### Extracted records ###
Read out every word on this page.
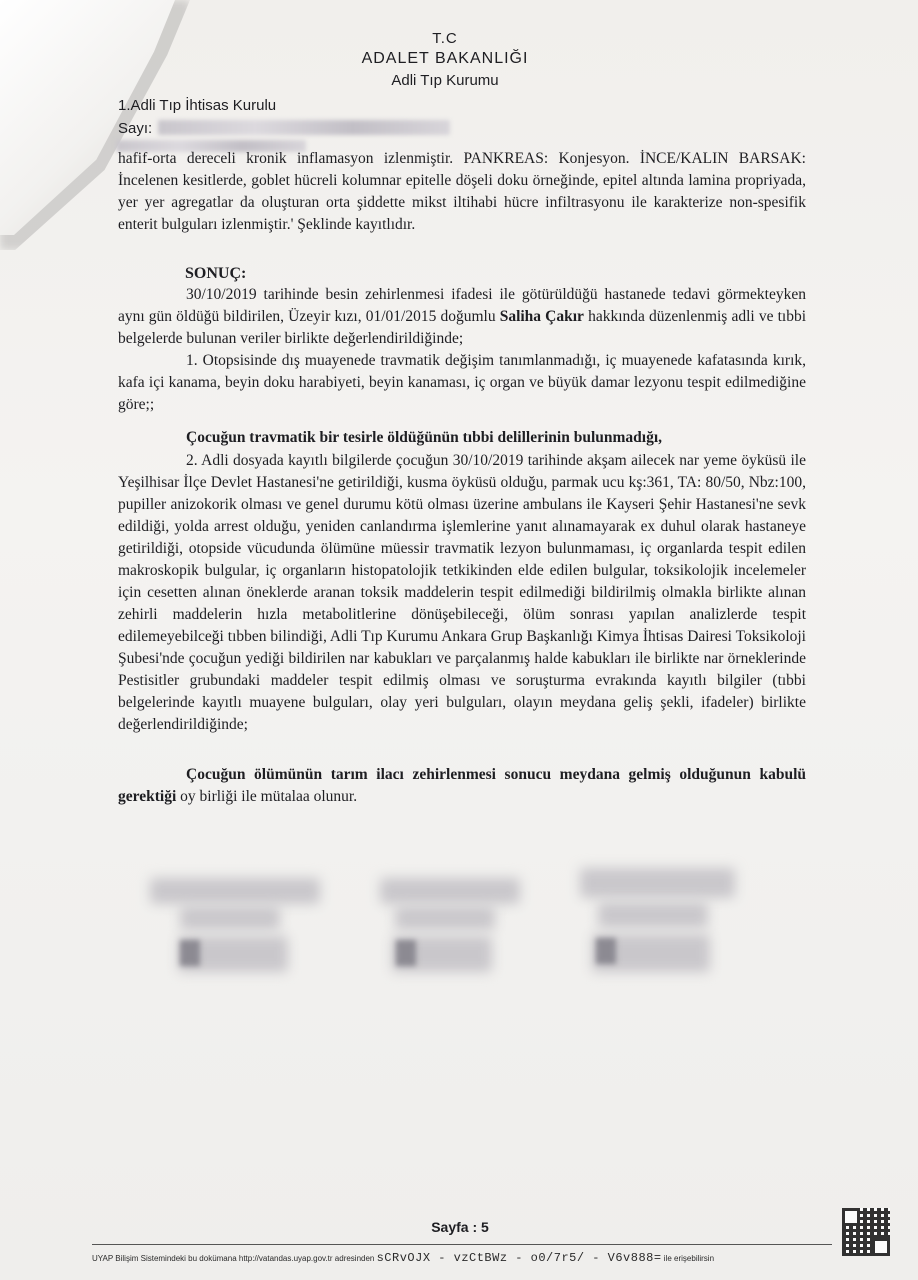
T.C
ADALET BAKANLIĞI
Adli Tıp Kurumu
1.Adli Tıp İhtisas Kurulu
Sayı:

hafif-orta dereceli kronik inflamasyon izlenmiştir. PANKREAS: Konjesyon. İNCE/KALIN BARSAK: İncelenen kesitlerde, goblet hücreli kolumnar epitelle döşeli doku örneğinde, epitel altında lamina propriyada, yer yer agregatlar da oluşturan orta şiddette mikst iltihabi hücre infiltrasyonu ile karakterize non-spesifik enterit bulguları izlenmiştir.' Şeklinde kayıtlıdır.

SONUÇ:

30/10/2019 tarihinde besin zehirlenmesi ifadesi ile götürüldüğü hastanede tedavi görmekteyken aynı gün öldüğü bildirilen, Üzeyir kızı, 01/01/2015 doğumlu Saliha Çakır hakkında düzenlenmiş adli ve tıbbi belgelerde bulunan veriler birlikte değerlendirildiğinde;

1. Otopsisinde dış muayenede travmatik değişim tanımlanmadığı, iç muayenede kafatasında kırık, kafa içi kanama, beyin doku harabiyeti, beyin kanaması, iç organ ve büyük damar lezyonu tespit edilmediğine göre;;

Çocuğun travmatik bir tesirle öldüğünün tıbbi delillerinin bulunmadığı,

2. Adli dosyada kayıtlı bilgilerde çocuğun 30/10/2019 tarihinde akşam ailecek nar yeme öyküsü ile Yeşilhisar İlçe Devlet Hastanesi'ne getirildiği, kusma öyküsü olduğu, parmak ucu kş:361, TA: 80/50, Nbz:100, pupiller anizokorik olması ve genel durumu kötü olması üzerine ambulans ile Kayseri Şehir Hastanesi'ne sevk edildiği, yolda arrest olduğu, yeniden canlandırma işlemlerine yanıt alınamayarak ex duhul olarak hastaneye getirildiği, otopside vücudunda ölümüne müessir travmatik lezyon bulunmaması, iç organlarda tespit edilen makroskopik bulgular, iç organların histopatolojik tetkikinden elde edilen bulgular, toksikolojik incelemeler için cesetten alınan öneklerde aranan toksik maddelerin tespit edilmediği bildirilmiş olmakla birlikte alınan zehirli maddelerin hızla metabolitlerine dönüşebileceği, ölüm sonrası yapılan analizlerde tespit edilemeyebilceği tıbben bilindiği, Adli Tıp Kurumu Ankara Grup Başkanlığı Kimya İhtisas Dairesi Toksikoloji Şubesi'nde çocuğun yediği bildirilen nar kabukları ve parçalanmış halde kabukları ile birlikte nar örneklerinde Pestisitler grubundaki maddeler tespit edilmiş olması ve soruşturma evrakında kayıtlı bilgiler (tıbbi belgelerinde kayıtlı muayene bulguları, olay yeri bulguları, olayın meydana geliş şekli, ifadeler) birlikte değerlendirildiğinde;

Çocuğun ölümünün tarım ilacı zehirlenmesi sonucu meydana gelmiş olduğunun kabulü gerektiği oy birliği ile mütalaa olunur.

Sayfa : 5
UYAP Bilişim Sistemindeki bu dokümana http://vatandas.uyap.gov.tr adresinden sCRvOJX - vzCtBWz - o0/7r5/ - V6v888= ile erişebilirsin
###
#### [Goal of the exercise]
Within the records above, how many lines include the word "zehirlenmesi"? State the number by itself.

#### [Answer to the problem]
2